| Stated exercise |
Copy each line of the records that contains the word "name".

| Data lines |
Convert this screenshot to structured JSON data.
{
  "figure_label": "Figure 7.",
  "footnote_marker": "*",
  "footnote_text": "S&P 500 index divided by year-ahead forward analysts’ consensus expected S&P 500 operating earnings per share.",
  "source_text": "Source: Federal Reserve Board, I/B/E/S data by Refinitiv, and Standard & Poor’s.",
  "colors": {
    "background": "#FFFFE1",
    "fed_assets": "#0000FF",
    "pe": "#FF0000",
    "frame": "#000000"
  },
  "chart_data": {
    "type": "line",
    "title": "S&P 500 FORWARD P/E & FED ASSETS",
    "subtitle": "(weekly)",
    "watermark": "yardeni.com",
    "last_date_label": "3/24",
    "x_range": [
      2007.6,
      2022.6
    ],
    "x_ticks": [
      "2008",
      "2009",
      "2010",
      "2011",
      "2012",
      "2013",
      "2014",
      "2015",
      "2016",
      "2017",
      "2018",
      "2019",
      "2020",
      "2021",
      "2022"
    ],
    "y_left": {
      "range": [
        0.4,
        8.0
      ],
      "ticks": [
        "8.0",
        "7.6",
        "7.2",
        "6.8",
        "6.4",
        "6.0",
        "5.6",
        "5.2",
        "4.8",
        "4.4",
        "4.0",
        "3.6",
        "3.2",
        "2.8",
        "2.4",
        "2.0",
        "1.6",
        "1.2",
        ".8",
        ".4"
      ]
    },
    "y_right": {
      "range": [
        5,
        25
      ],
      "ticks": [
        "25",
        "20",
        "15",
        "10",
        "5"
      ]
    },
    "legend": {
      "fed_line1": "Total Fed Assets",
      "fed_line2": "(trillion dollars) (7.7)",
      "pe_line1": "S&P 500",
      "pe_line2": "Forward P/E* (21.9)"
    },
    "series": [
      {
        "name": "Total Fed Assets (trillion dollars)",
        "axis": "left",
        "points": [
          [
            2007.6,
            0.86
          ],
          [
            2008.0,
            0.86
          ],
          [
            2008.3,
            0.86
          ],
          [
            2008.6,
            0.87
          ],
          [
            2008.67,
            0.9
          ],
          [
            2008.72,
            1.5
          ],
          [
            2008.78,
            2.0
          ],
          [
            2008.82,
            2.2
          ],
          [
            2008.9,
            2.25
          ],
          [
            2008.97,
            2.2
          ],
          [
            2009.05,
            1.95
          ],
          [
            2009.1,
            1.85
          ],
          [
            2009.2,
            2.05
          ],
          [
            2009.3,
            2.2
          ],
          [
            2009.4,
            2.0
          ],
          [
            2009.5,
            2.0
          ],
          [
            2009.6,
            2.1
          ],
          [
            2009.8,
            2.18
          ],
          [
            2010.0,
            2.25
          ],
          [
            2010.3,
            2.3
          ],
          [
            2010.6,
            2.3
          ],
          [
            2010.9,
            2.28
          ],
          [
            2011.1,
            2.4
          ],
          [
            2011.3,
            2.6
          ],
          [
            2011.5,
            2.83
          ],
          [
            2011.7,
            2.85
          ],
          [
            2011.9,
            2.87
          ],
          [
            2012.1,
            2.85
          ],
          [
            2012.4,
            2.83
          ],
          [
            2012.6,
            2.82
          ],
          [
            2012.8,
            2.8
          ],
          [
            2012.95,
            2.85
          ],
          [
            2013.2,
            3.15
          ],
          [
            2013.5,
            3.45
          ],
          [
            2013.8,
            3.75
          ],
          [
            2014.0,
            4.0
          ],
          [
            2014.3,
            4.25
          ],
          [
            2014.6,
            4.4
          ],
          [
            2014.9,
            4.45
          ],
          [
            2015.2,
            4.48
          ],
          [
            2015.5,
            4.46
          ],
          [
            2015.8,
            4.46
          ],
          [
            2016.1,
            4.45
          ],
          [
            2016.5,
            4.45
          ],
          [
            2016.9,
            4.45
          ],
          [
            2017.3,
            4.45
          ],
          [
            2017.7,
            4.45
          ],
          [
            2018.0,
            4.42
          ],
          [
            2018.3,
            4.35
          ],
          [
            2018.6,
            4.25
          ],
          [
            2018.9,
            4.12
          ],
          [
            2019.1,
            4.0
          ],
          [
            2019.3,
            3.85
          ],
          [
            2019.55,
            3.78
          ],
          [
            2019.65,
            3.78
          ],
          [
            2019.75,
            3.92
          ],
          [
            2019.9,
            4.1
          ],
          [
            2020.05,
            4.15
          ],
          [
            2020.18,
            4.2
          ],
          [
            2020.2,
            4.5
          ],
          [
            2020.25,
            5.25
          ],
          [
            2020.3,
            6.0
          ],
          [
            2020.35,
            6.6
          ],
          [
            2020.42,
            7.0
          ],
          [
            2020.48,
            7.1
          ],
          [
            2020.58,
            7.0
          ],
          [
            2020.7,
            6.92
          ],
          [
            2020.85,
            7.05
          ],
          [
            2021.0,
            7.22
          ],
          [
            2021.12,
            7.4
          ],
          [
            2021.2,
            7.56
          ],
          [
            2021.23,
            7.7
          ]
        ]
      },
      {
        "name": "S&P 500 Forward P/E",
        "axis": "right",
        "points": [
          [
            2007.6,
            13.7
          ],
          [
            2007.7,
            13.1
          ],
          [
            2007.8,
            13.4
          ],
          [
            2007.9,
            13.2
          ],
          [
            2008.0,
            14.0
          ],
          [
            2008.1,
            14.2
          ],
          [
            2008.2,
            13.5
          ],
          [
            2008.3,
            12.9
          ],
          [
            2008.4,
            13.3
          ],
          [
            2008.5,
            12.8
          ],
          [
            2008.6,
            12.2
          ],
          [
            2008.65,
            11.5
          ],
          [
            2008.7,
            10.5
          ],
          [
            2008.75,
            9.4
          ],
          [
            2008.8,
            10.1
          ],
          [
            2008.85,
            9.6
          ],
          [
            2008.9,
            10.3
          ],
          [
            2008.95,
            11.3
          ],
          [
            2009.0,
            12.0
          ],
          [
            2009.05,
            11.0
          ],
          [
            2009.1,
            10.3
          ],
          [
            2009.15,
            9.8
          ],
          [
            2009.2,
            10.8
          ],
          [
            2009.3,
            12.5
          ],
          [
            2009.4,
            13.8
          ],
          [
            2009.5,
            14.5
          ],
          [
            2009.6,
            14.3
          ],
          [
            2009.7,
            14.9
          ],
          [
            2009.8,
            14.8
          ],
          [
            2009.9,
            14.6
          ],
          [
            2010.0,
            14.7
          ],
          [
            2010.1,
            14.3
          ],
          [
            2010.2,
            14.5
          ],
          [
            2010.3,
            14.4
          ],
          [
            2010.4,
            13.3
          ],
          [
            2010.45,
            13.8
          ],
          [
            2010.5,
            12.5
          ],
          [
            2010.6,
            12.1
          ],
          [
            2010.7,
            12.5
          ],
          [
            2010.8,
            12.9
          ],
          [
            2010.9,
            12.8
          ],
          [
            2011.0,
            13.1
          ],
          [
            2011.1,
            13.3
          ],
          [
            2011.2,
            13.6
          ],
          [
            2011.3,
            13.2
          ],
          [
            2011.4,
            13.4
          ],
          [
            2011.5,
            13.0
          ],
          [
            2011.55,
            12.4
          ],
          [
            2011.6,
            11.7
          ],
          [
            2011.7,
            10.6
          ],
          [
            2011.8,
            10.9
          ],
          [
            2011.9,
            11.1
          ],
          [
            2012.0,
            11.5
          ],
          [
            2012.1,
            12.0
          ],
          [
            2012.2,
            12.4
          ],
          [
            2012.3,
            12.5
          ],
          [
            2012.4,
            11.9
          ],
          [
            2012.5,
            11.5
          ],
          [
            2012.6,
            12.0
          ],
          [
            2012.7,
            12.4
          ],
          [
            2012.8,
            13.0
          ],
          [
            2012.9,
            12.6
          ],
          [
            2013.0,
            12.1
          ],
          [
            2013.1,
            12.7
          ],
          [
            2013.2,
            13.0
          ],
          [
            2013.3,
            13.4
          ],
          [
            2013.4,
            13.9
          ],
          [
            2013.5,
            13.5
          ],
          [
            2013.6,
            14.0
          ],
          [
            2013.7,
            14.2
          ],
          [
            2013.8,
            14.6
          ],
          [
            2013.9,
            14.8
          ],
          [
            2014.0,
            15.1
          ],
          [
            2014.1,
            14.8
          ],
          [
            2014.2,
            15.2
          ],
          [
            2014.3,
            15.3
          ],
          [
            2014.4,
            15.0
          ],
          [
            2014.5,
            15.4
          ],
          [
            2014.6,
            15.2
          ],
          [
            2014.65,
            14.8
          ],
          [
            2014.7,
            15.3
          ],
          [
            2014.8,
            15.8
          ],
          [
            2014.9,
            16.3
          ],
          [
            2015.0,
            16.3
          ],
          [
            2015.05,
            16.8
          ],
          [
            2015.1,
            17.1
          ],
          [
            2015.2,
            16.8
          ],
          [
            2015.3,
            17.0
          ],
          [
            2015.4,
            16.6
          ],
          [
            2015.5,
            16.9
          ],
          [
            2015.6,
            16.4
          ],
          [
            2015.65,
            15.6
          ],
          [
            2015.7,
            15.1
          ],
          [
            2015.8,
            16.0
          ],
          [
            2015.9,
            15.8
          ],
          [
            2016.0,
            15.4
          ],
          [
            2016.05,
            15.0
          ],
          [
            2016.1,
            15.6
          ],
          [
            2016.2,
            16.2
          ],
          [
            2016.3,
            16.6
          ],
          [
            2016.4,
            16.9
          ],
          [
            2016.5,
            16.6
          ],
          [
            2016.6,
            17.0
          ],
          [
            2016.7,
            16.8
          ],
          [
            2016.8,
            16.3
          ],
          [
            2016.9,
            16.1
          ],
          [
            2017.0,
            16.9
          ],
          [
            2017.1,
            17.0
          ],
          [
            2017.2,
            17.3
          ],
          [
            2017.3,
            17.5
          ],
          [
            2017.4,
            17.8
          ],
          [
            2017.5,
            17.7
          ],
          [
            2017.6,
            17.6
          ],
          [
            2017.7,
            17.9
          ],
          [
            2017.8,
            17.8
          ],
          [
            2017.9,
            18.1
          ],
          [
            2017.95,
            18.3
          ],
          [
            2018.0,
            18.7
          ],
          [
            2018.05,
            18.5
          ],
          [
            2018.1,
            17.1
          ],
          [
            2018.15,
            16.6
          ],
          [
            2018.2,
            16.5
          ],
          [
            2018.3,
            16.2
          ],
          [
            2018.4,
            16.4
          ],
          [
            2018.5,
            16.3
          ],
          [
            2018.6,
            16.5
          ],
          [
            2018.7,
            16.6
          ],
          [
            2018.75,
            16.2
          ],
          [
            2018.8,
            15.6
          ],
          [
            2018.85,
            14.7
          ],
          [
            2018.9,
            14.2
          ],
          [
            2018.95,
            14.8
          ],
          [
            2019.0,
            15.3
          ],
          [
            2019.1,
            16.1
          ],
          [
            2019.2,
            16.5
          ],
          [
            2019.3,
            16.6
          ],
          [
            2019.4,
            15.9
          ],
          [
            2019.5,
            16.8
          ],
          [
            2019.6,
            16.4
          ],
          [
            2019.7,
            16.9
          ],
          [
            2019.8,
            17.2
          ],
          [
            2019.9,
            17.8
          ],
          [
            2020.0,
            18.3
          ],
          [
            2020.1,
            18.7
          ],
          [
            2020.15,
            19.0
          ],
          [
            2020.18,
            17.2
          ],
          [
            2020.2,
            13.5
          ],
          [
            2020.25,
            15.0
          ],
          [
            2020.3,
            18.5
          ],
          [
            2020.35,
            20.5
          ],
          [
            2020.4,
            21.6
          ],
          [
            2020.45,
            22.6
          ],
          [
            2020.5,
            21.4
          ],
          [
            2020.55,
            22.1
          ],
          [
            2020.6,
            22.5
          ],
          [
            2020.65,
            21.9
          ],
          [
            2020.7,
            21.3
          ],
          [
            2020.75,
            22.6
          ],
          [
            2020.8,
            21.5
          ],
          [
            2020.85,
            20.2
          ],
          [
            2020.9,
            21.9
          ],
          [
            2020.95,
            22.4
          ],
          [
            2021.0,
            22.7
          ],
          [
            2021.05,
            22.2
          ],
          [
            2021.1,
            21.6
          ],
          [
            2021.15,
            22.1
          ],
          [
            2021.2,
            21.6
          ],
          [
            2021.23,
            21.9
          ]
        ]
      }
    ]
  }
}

| Full solution |
        "name": "Total Fed Assets (trillion dollars)",
        "name": "S&P 500 Forward P/E",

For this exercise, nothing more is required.